## Do this:
Repeat every line of the material, character for character.

Lines of data:
========================================
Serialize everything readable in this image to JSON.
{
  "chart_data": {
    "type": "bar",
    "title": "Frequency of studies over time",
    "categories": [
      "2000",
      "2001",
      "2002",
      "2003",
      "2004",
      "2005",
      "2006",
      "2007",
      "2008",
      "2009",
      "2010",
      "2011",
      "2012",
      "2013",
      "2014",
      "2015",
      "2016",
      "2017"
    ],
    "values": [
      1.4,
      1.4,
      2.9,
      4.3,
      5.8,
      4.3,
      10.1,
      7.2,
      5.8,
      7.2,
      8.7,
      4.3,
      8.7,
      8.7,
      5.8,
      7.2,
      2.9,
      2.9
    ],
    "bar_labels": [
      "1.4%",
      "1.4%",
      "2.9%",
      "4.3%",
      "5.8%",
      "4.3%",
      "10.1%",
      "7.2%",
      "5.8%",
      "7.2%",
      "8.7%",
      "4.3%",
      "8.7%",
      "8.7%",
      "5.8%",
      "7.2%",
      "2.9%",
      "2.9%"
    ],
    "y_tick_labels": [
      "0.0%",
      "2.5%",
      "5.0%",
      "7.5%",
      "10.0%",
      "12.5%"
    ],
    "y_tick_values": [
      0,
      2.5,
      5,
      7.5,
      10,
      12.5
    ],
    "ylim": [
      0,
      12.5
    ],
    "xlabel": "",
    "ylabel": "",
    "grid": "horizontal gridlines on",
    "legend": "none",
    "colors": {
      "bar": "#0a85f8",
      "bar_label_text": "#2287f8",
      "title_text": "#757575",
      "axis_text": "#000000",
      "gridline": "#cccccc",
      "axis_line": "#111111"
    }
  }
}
========================================
## Response to the task:
Serialize everything readable in this image to JSON.
{
  "chart_data": {
    "type": "bar",
    "title": "Frequency of studies over time",
    "categories": [
      "2000",
      "2001",
      "2002",
      "2003",
      "2004",
      "2005",
      "2006",
      "2007",
      "2008",
      "2009",
      "2010",
      "2011",
      "2012",
      "2013",
      "2014",
      "2015",
      "2016",
      "2017"
    ],
    "values": [
      1.4,
      1.4,
      2.9,
      4.3,
      5.8,
      4.3,
      10.1,
      7.2,
      5.8,
      7.2,
      8.7,
      4.3,
      8.7,
      8.7,
      5.8,
      7.2,
      2.9,
      2.9
    ],
    "bar_labels": [
      "1.4%",
      "1.4%",
      "2.9%",
      "4.3%",
      "5.8%",
      "4.3%",
      "10.1%",
      "7.2%",
      "5.8%",
      "7.2%",
      "8.7%",
      "4.3%",
      "8.7%",
      "8.7%",
      "5.8%",
      "7.2%",
      "2.9%",
      "2.9%"
    ],
    "y_tick_labels": [
      "0.0%",
      "2.5%",
      "5.0%",
      "7.5%",
      "10.0%",
      "12.5%"
    ],
    "y_tick_values": [
      0,
      2.5,
      5,
      7.5,
      10,
      12.5
    ],
    "ylim": [
      0,
      12.5
    ],
    "xlabel": "",
    "ylabel": "",
    "grid": "horizontal gridlines on",
    "legend": "none",
    "colors": {
      "bar": "#0a85f8",
      "bar_label_text": "#2287f8",
      "title_text": "#757575",
      "axis_text": "#000000",
      "gridline": "#cccccc",
      "axis_line": "#111111"
    }
  }
}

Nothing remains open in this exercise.